DATASET CONTENT:
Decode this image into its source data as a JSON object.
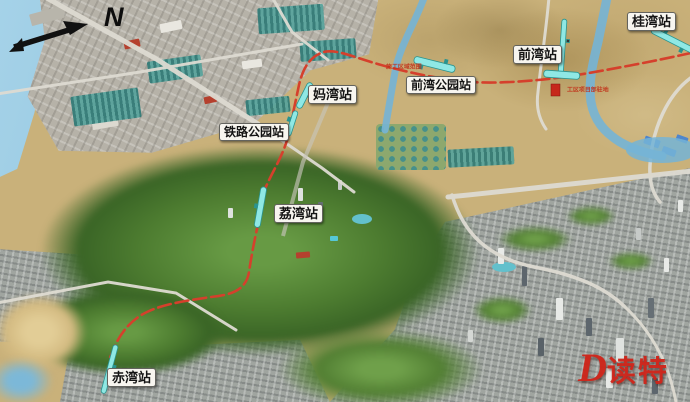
{
  "compass": {
    "label": "N"
  },
  "stations": [
    {
      "id": "guiwan",
      "name": "桂湾站"
    },
    {
      "id": "qianwan",
      "name": "前湾站"
    },
    {
      "id": "qianwan-park",
      "name": "前湾公园站"
    },
    {
      "id": "mawan",
      "name": "妈湾站"
    },
    {
      "id": "railway-park",
      "name": "铁路公园站"
    },
    {
      "id": "liwan",
      "name": "荔湾站"
    },
    {
      "id": "chiwan",
      "name": "赤湾站"
    }
  ],
  "notes": [
    {
      "text": "施工区域范围"
    },
    {
      "text": "工区项目部驻地"
    }
  ],
  "watermark": {
    "d": "D",
    "name": "读特"
  },
  "colors": {
    "metro_line": "#d5402c",
    "station_marker": "#8fe8e4",
    "station_marker_border": "#2a948f",
    "label_bg": "#f7f5ef",
    "annotation_red": "#c23018",
    "water": "#7cb8d8"
  }
}
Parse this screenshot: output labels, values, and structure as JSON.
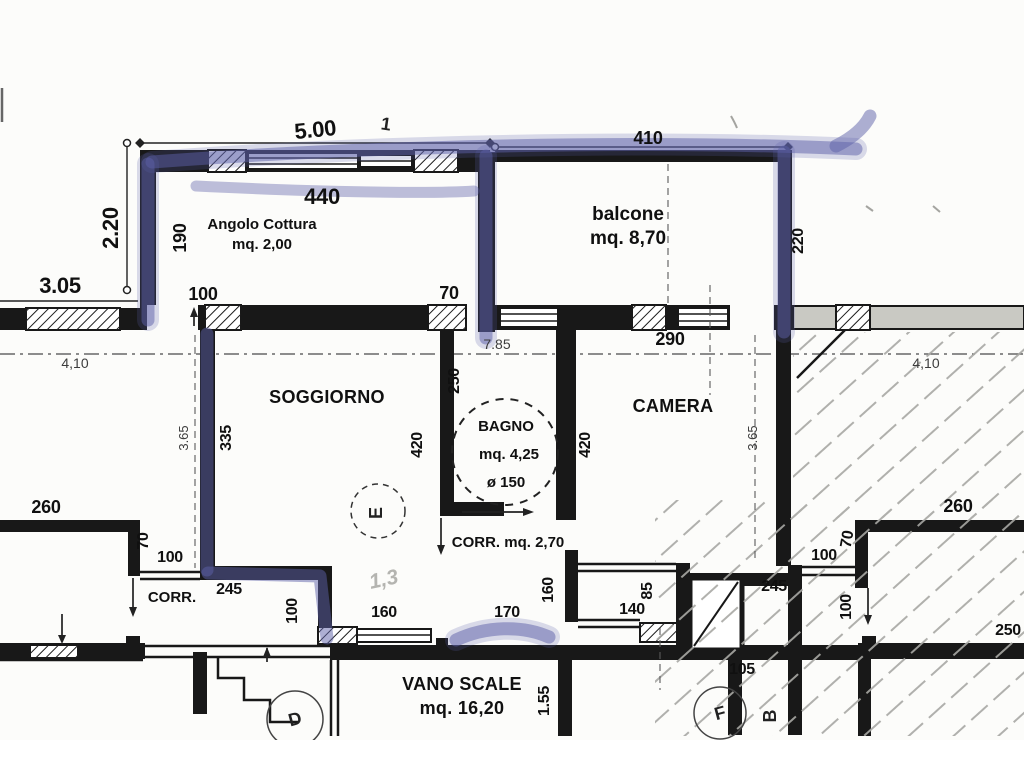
{
  "meta": {
    "type": "scanned floor plan",
    "language": "it"
  },
  "colors": {
    "highlighter": "#5c5fa8",
    "wall": "#181818",
    "pencil_hatch": "#a8a8a4",
    "paper": "#fcfcfa"
  },
  "rooms": {
    "angolo_cottura": {
      "name": "Angolo Cottura",
      "area": "mq. 2,00"
    },
    "balcone": {
      "name": "balcone",
      "area": "mq. 8,70"
    },
    "soggiorno": {
      "name": "SOGGIORNO"
    },
    "bagno": {
      "name": "BAGNO",
      "area": "mq. 4,25",
      "diameter": "ø 150"
    },
    "camera": {
      "name": "CAMERA"
    },
    "corridoio": {
      "name": "CORR.",
      "area_label": "CORR. mq. 2,70"
    },
    "vano_scale": {
      "name": "VANO SCALE",
      "area": "mq. 16,20"
    }
  },
  "dims": {
    "top_overall": "5.00",
    "balcone_top": "410",
    "cottura_top": "440",
    "left_height": "2.20",
    "cottura_left": "190",
    "left_wing": "3.05",
    "cottura_door": "100",
    "divider_door": "70",
    "balcone_right": "220",
    "ref_left": "4,10",
    "ref_mid": "7.85",
    "camera_top": "290",
    "ref_right": "4,10",
    "soggiorno_left": "335",
    "soggiorno_ref": "3.65",
    "bagno_left": "250",
    "bagno_wall": "420",
    "camera_wall": "420",
    "camera_ref": "3.65",
    "room_left_top": "260",
    "corr_left_wall": "70",
    "corr_left_door": "100",
    "corr_left": "245",
    "corr_left_v": "100",
    "scale_door_left": "160",
    "scale_door": "170",
    "scale_wall_v": "160",
    "corr_right_opening": "85",
    "scale_door_right": "140",
    "scale_depth": "1.55",
    "corr_right_wall": "105",
    "corr_right": "245",
    "corr_right_door": "100",
    "corr_right_wall_v": "70",
    "room_right_top": "260",
    "corr_right_v": "100",
    "room_right_side": "250"
  },
  "annotations": {
    "pencil_note": "1,3",
    "tick": "1",
    "marker_e": "E",
    "marker_d": "D",
    "marker_f": "F",
    "marker_b": "B"
  }
}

EXERCISE: Retype every record above exactly as written, but leave out the pictures.

WRITTEN ANSWER:
Decode this image into its source data as a JSON object.
{
  "compass": {
    "label": "N"
  },
  "stations": [
    {
      "id": "guiwan",
      "name": "桂湾站"
    },
    {
      "id": "qianwan",
      "name": "前湾站"
    },
    {
      "id": "qianwan-park",
      "name": "前湾公园站"
    },
    {
      "id": "mawan",
      "name": "妈湾站"
    },
    {
      "id": "railway-park",
      "name": "铁路公园站"
    },
    {
      "id": "liwan",
      "name": "荔湾站"
    },
    {
      "id": "chiwan",
      "name": "赤湾站"
    }
  ],
  "notes": [
    {
      "text": "施工区域范围"
    },
    {
      "text": "工区项目部驻地"
    }
  ],
  "watermark": {
    "d": "D",
    "name": "读特"
  },
  "colors": {
    "metro_line": "#d5402c",
    "station_marker": "#8fe8e4",
    "station_marker_border": "#2a948f",
    "label_bg": "#f7f5ef",
    "annotation_red": "#c23018",
    "water": "#7cb8d8"
  }
}
Parse this screenshot: output labels, values, and structure as JSON.
{
  "meta": {
    "type": "scanned floor plan",
    "language": "it"
  },
  "colors": {
    "highlighter": "#5c5fa8",
    "wall": "#181818",
    "pencil_hatch": "#a8a8a4",
    "paper": "#fcfcfa"
  },
  "rooms": {
    "angolo_cottura": {
      "name": "Angolo Cottura",
      "area": "mq. 2,00"
    },
    "balcone": {
      "name": "balcone",
      "area": "mq. 8,70"
    },
    "soggiorno": {
      "name": "SOGGIORNO"
    },
    "bagno": {
      "name": "BAGNO",
      "area": "mq. 4,25",
      "diameter": "ø 150"
    },
    "camera": {
      "name": "CAMERA"
    },
    "corridoio": {
      "name": "CORR.",
      "area_label": "CORR. mq. 2,70"
    },
    "vano_scale": {
      "name": "VANO SCALE",
      "area": "mq. 16,20"
    }
  },
  "dims": {
    "top_overall": "5.00",
    "balcone_top": "410",
    "cottura_top": "440",
    "left_height": "2.20",
    "cottura_left": "190",
    "left_wing": "3.05",
    "cottura_door": "100",
    "divider_door": "70",
    "balcone_right": "220",
    "ref_left": "4,10",
    "ref_mid": "7.85",
    "camera_top": "290",
    "ref_right": "4,10",
    "soggiorno_left": "335",
    "soggiorno_ref": "3.65",
    "bagno_left": "250",
    "bagno_wall": "420",
    "camera_wall": "420",
    "camera_ref": "3.65",
    "room_left_top": "260",
    "corr_left_wall": "70",
    "corr_left_door": "100",
    "corr_left": "245",
    "corr_left_v": "100",
    "scale_door_left": "160",
    "scale_door": "170",
    "scale_wall_v": "160",
    "corr_right_opening": "85",
    "scale_door_right": "140",
    "scale_depth": "1.55",
    "corr_right_wall": "105",
    "corr_right": "245",
    "corr_right_door": "100",
    "corr_right_wall_v": "70",
    "room_right_top": "260",
    "corr_right_v": "100",
    "room_right_side": "250"
  },
  "annotations": {
    "pencil_note": "1,3",
    "tick": "1",
    "marker_e": "E",
    "marker_d": "D",
    "marker_f": "F",
    "marker_b": "B"
  }
}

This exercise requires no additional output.